_Problem statement_.
Make an exact copy of the entries below with the pictures removed.

[Data records]
++++++++++++++++++++
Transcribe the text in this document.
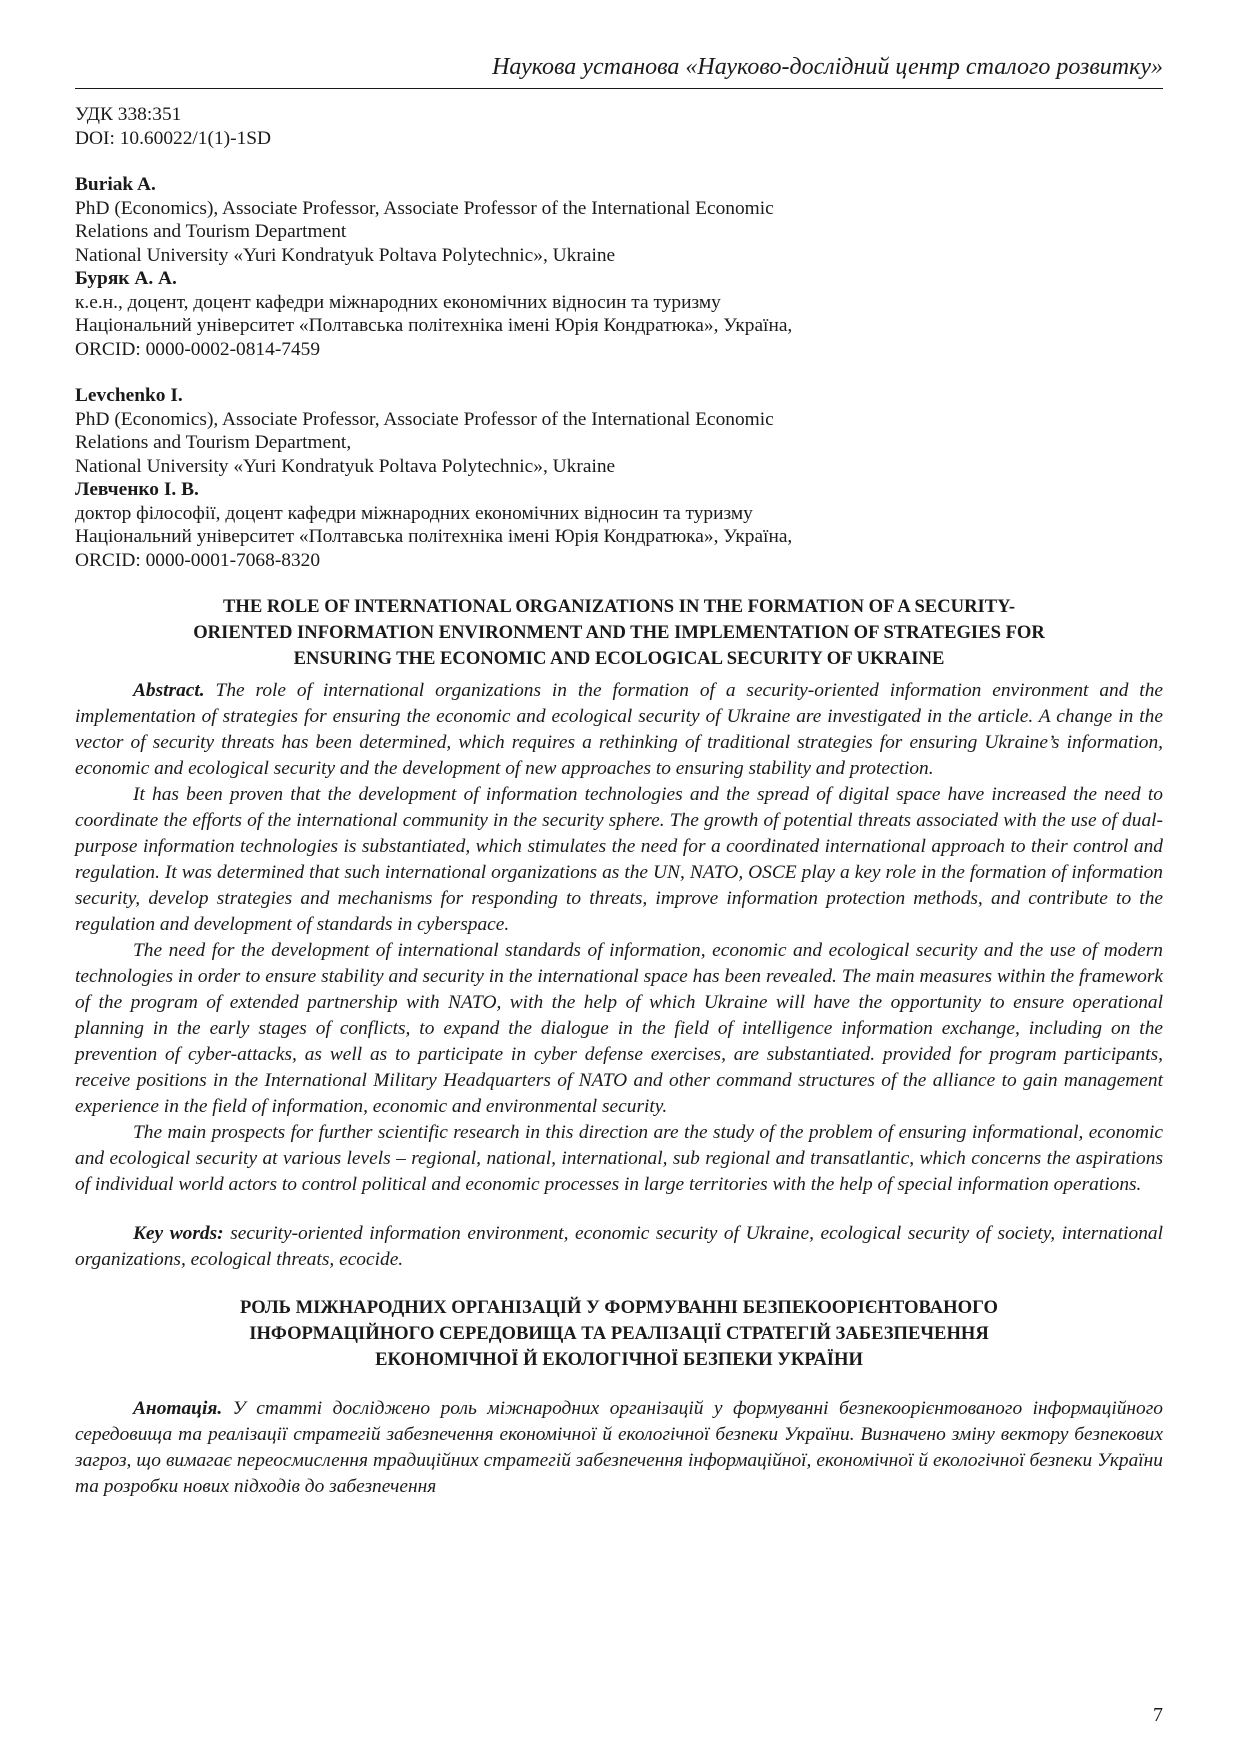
Наукова установа «Науково-дослідний центр сталого розвитку»

УДК 338:351

DOI: 10.60022/1(1)-1SD

Buriak A.

PhD (Economics), Associate Professor, Associate Professor of the International Economic

Relations and Tourism Department

National University «Yuri Kondratyuk Poltava Polytechnic», Ukraine

Буряк А. А.

к.е.н., доцент, доцент кафедри міжнародних економічних відносин та туризму

Національний університет «Полтавська політехніка імені Юрія Кондратюка», Україна,

ORCID: 0000-0002-0814-7459

Levchenko I.

PhD (Economics), Associate Professor, Associate Professor of the International Economic

Relations and Tourism Department,

National University «Yuri Kondratyuk Poltava Polytechnic», Ukraine

Левченко І. В.

доктор філософії, доцент кафедри міжнародних економічних відносин та туризму

Національний університет «Полтавська політехніка імені Юрія Кондратюка», Україна,

ORCID: 0000-0001-7068-8320

THE ROLE OF INTERNATIONAL ORGANIZATIONS IN THE FORMATION OF A SECURITY-

ORIENTED INFORMATION ENVIRONMENT AND THE IMPLEMENTATION OF STRATEGIES FOR

ENSURING THE ECONOMIC AND ECOLOGICAL SECURITY OF UKRAINE

Abstract. The role of international organizations in the formation of a security-oriented information environment and the implementation of strategies for ensuring the economic and ecological security of Ukraine are investigated in the article. A change in the vector of security threats has been determined, which requires a rethinking of traditional strategies for ensuring Ukraine’s information, economic and ecological security and the development of new approaches to ensuring stability and protection.

It has been proven that the development of information technologies and the spread of digital space have increased the need to coordinate the efforts of the international community in the security sphere. The growth of potential threats associated with the use of dual-purpose information technologies is substantiated, which stimulates the need for a coordinated international approach to their control and regulation. It was determined that such international organizations as the UN, NATO, OSCE play a key role in the formation of information security, develop strategies and mechanisms for responding to threats, improve information protection methods, and contribute to the regulation and development of standards in cyberspace.

The need for the development of international standards of information, economic and ecological security and the use of modern technologies in order to ensure stability and security in the international space has been revealed. The main measures within the framework of the program of extended partnership with NATO, with the help of which Ukraine will have the opportunity to ensure operational planning in the early stages of conflicts, to expand the dialogue in the field of intelligence information exchange, including on the prevention of cyber-attacks, as well as to participate in cyber defense exercises, are substantiated. provided for program participants, receive positions in the International Military Headquarters of NATO and other command structures of the alliance to gain management experience in the field of information, economic and environmental security.

The main prospects for further scientific research in this direction are the study of the problem of ensuring informational, economic and ecological security at various levels – regional, national, international, sub regional and transatlantic, which concerns the aspirations of individual world actors to control political and economic processes in large territories with the help of special information operations.

Key words: security-oriented information environment, economic security of Ukraine, ecological security of society, international organizations, ecological threats, ecocide.

РОЛЬ МІЖНАРОДНИХ ОРГАНІЗАЦІЙ У ФОРМУВАННІ БЕЗПЕКООРІЄНТОВАНОГО

ІНФОРМАЦІЙНОГО СЕРЕДОВИЩА ТА РЕАЛІЗАЦІЇ СТРАТЕГІЙ ЗАБЕЗПЕЧЕННЯ

ЕКОНОМІЧНОЇ Й ЕКОЛОГІЧНОЇ БЕЗПЕКИ УКРАЇНИ

Анотація. У статті досліджено роль міжнародних організацій у формуванні безпекоорієнтованого інформаційного середовища та реалізації стратегій забезпечення економічної й екологічної безпеки України. Визначено зміну вектору безпекових загроз, що вимагає переосмислення традиційних стратегій забезпечення інформаційної, економічної й екологічної безпеки України та розробки нових підходів до забезпечення

7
++++++++++++++++++++
_Solved problem_.
Transcribe the text in this document.
Наукова установа «Науково-дослідний центр сталого розвитку»

УДК 338:351

DOI: 10.60022/1(1)-1SD

Buriak A.

PhD (Economics), Associate Professor, Associate Professor of the International Economic

Relations and Tourism Department

National University «Yuri Kondratyuk Poltava Polytechnic», Ukraine

Буряк А. А.

к.е.н., доцент, доцент кафедри міжнародних економічних відносин та туризму

Національний університет «Полтавська політехніка імені Юрія Кондратюка», Україна,

ORCID: 0000-0002-0814-7459

Levchenko I.

PhD (Economics), Associate Professor, Associate Professor of the International Economic

Relations and Tourism Department,

National University «Yuri Kondratyuk Poltava Polytechnic», Ukraine

Левченко І. В.

доктор філософії, доцент кафедри міжнародних економічних відносин та туризму

Національний університет «Полтавська політехніка імені Юрія Кондратюка», Україна,

ORCID: 0000-0001-7068-8320

THE ROLE OF INTERNATIONAL ORGANIZATIONS IN THE FORMATION OF A SECURITY-

ORIENTED INFORMATION ENVIRONMENT AND THE IMPLEMENTATION OF STRATEGIES FOR

ENSURING THE ECONOMIC AND ECOLOGICAL SECURITY OF UKRAINE

Abstract. The role of international organizations in the formation of a security-oriented information environment and the implementation of strategies for ensuring the economic and ecological security of Ukraine are investigated in the article. A change in the vector of security threats has been determined, which requires a rethinking of traditional strategies for ensuring Ukraine’s information, economic and ecological security and the development of new approaches to ensuring stability and protection.

It has been proven that the development of information technologies and the spread of digital space have increased the need to coordinate the efforts of the international community in the security sphere. The growth of potential threats associated with the use of dual-purpose information technologies is substantiated, which stimulates the need for a coordinated international approach to their control and regulation. It was determined that such international organizations as the UN, NATO, OSCE play a key role in the formation of information security, develop strategies and mechanisms for responding to threats, improve information protection methods, and contribute to the regulation and development of standards in cyberspace.

The need for the development of international standards of information, economic and ecological security and the use of modern technologies in order to ensure stability and security in the international space has been revealed. The main measures within the framework of the program of extended partnership with NATO, with the help of which Ukraine will have the opportunity to ensure operational planning in the early stages of conflicts, to expand the dialogue in the field of intelligence information exchange, including on the prevention of cyber-attacks, as well as to participate in cyber defense exercises, are substantiated. provided for program participants, receive positions in the International Military Headquarters of NATO and other command structures of the alliance to gain management experience in the field of information, economic and environmental security.

The main prospects for further scientific research in this direction are the study of the problem of ensuring informational, economic and ecological security at various levels – regional, national, international, sub regional and transatlantic, which concerns the aspirations of individual world actors to control political and economic processes in large territories with the help of special information operations.

Key words: security-oriented information environment, economic security of Ukraine, ecological security of society, international organizations, ecological threats, ecocide.

РОЛЬ МІЖНАРОДНИХ ОРГАНІЗАЦІЙ У ФОРМУВАННІ БЕЗПЕКООРІЄНТОВАНОГО

ІНФОРМАЦІЙНОГО СЕРЕДОВИЩА ТА РЕАЛІЗАЦІЇ СТРАТЕГІЙ ЗАБЕЗПЕЧЕННЯ

ЕКОНОМІЧНОЇ Й ЕКОЛОГІЧНОЇ БЕЗПЕКИ УКРАЇНИ

Анотація. У статті досліджено роль міжнародних організацій у формуванні безпекоорієнтованого інформаційного середовища та реалізації стратегій забезпечення економічної й екологічної безпеки України. Визначено зміну вектору безпекових загроз, що вимагає переосмислення традиційних стратегій забезпечення інформаційної, економічної й екологічної безпеки України та розробки нових підходів до забезпечення

7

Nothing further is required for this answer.